Given exercise:
Repeat all of the records verbatim.

Data listing:
• • • • •

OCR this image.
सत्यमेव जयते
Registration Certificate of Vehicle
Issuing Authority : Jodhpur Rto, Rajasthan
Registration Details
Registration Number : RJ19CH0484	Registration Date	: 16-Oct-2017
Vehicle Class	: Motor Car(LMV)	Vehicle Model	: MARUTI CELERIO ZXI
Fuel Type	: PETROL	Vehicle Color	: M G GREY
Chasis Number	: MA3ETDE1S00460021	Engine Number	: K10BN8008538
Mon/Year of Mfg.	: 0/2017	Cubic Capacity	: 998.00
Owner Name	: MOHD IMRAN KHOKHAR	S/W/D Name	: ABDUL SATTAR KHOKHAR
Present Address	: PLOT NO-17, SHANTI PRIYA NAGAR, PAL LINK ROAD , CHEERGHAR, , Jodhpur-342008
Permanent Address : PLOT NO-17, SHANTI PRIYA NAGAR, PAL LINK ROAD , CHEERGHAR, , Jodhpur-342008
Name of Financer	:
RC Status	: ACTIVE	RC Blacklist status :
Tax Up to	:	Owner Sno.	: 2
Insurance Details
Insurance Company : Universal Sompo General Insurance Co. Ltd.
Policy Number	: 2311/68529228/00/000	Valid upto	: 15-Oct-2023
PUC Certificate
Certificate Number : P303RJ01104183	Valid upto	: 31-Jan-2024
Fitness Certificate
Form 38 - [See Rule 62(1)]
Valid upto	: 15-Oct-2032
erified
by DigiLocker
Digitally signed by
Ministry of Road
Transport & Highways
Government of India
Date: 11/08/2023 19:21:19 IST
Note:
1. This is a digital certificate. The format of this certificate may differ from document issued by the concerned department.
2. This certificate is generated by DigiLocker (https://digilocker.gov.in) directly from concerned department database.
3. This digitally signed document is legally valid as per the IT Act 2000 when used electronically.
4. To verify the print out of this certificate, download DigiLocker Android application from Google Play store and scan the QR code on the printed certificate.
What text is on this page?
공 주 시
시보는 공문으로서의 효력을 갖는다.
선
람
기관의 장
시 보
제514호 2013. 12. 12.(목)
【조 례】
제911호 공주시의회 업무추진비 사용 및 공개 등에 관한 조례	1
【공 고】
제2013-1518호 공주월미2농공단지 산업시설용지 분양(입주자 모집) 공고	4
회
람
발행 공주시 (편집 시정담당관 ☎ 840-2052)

• • • • •

Exercise response:
OCR this image.
सत्यमेव जयते
Registration Certificate of Vehicle
Issuing Authority : Jodhpur Rto, Rajasthan
Registration Details
Registration Number : RJ19CH0484	Registration Date	: 16-Oct-2017
Vehicle Class	: Motor Car(LMV)	Vehicle Model	: MARUTI CELERIO ZXI
Fuel Type	: PETROL	Vehicle Color	: M G GREY
Chasis Number	: MA3ETDE1S00460021	Engine Number	: K10BN8008538
Mon/Year of Mfg.	: 0/2017	Cubic Capacity	: 998.00
Owner Name	: MOHD IMRAN KHOKHAR	S/W/D Name	: ABDUL SATTAR KHOKHAR
Present Address	: PLOT NO-17, SHANTI PRIYA NAGAR, PAL LINK ROAD , CHEERGHAR, , Jodhpur-342008
Permanent Address : PLOT NO-17, SHANTI PRIYA NAGAR, PAL LINK ROAD , CHEERGHAR, , Jodhpur-342008
Name of Financer	:
RC Status	: ACTIVE	RC Blacklist status :
Tax Up to	:	Owner Sno.	: 2
Insurance Details
Insurance Company : Universal Sompo General Insurance Co. Ltd.
Policy Number	: 2311/68529228/00/000	Valid upto	: 15-Oct-2023
PUC Certificate
Certificate Number : P303RJ01104183	Valid upto	: 31-Jan-2024
Fitness Certificate
Form 38 - [See Rule 62(1)]
Valid upto	: 15-Oct-2032
erified
by DigiLocker
Digitally signed by
Ministry of Road
Transport & Highways
Government of India
Date: 11/08/2023 19:21:19 IST
Note:
1. This is a digital certificate. The format of this certificate may differ from document issued by the concerned department.
2. This certificate is generated by DigiLocker (https://digilocker.gov.in) directly from concerned department database.
3. This digitally signed document is legally valid as per the IT Act 2000 when used electronically.
4. To verify the print out of this certificate, download DigiLocker Android application from Google Play store and scan the QR code on the printed certificate.
What text is on this page?
공 주 시
시보는 공문으로서의 효력을 갖는다.
선
람
기관의 장
시 보
제514호 2013. 12. 12.(목)
【조 례】
제911호 공주시의회 업무추진비 사용 및 공개 등에 관한 조례	1
【공 고】
제2013-1518호 공주월미2농공단지 산업시설용지 분양(입주자 모집) 공고	4
회
람
발행 공주시 (편집 시정담당관 ☎ 840-2052)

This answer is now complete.